Repeat the listing in full. Nothing may be added or left out.

Collection entries
= = =
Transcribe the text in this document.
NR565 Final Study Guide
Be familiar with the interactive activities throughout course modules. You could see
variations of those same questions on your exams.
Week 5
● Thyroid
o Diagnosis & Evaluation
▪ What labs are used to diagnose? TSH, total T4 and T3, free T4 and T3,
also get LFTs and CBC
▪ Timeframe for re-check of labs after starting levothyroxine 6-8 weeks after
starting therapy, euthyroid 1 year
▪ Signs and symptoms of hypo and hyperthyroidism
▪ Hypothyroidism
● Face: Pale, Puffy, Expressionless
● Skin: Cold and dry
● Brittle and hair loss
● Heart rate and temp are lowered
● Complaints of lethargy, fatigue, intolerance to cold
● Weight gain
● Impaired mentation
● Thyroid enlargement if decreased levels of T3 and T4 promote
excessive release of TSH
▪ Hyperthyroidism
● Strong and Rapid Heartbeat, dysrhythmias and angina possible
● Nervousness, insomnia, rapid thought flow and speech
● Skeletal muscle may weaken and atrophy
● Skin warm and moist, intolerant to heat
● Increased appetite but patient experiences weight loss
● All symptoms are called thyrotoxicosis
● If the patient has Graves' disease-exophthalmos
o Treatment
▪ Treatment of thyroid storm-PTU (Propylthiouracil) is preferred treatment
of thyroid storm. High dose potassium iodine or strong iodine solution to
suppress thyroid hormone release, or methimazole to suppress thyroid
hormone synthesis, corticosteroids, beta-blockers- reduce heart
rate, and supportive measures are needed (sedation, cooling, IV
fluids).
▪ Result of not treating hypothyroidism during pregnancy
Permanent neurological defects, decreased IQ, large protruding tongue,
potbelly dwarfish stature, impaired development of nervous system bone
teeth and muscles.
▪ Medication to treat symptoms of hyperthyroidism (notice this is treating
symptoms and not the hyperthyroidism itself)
= = =
Answer for the task
Transcribe the text in this document.
NR565 Final Study Guide
Be familiar with the interactive activities throughout course modules. You could see
variations of those same questions on your exams.
Week 5
● Thyroid
o Diagnosis & Evaluation
▪ What labs are used to diagnose? TSH, total T4 and T3, free T4 and T3,
also get LFTs and CBC
▪ Timeframe for re-check of labs after starting levothyroxine 6-8 weeks after
starting therapy, euthyroid 1 year
▪ Signs and symptoms of hypo and hyperthyroidism
▪ Hypothyroidism
● Face: Pale, Puffy, Expressionless
● Skin: Cold and dry
● Brittle and hair loss
● Heart rate and temp are lowered
● Complaints of lethargy, fatigue, intolerance to cold
● Weight gain
● Impaired mentation
● Thyroid enlargement if decreased levels of T3 and T4 promote
excessive release of TSH
▪ Hyperthyroidism
● Strong and Rapid Heartbeat, dysrhythmias and angina possible
● Nervousness, insomnia, rapid thought flow and speech
● Skeletal muscle may weaken and atrophy
● Skin warm and moist, intolerant to heat
● Increased appetite but patient experiences weight loss
● All symptoms are called thyrotoxicosis
● If the patient has Graves' disease-exophthalmos
o Treatment
▪ Treatment of thyroid storm-PTU (Propylthiouracil) is preferred treatment
of thyroid storm. High dose potassium iodine or strong iodine solution to
suppress thyroid hormone release, or methimazole to suppress thyroid
hormone synthesis, corticosteroids, beta-blockers- reduce heart
rate, and supportive measures are needed (sedation, cooling, IV
fluids).
▪ Result of not treating hypothyroidism during pregnancy
Permanent neurological defects, decreased IQ, large protruding tongue,
potbelly dwarfish stature, impaired development of nervous system bone
teeth and muscles.
▪ Medication to treat symptoms of hyperthyroidism (notice this is treating
symptoms and not the hyperthyroidism itself)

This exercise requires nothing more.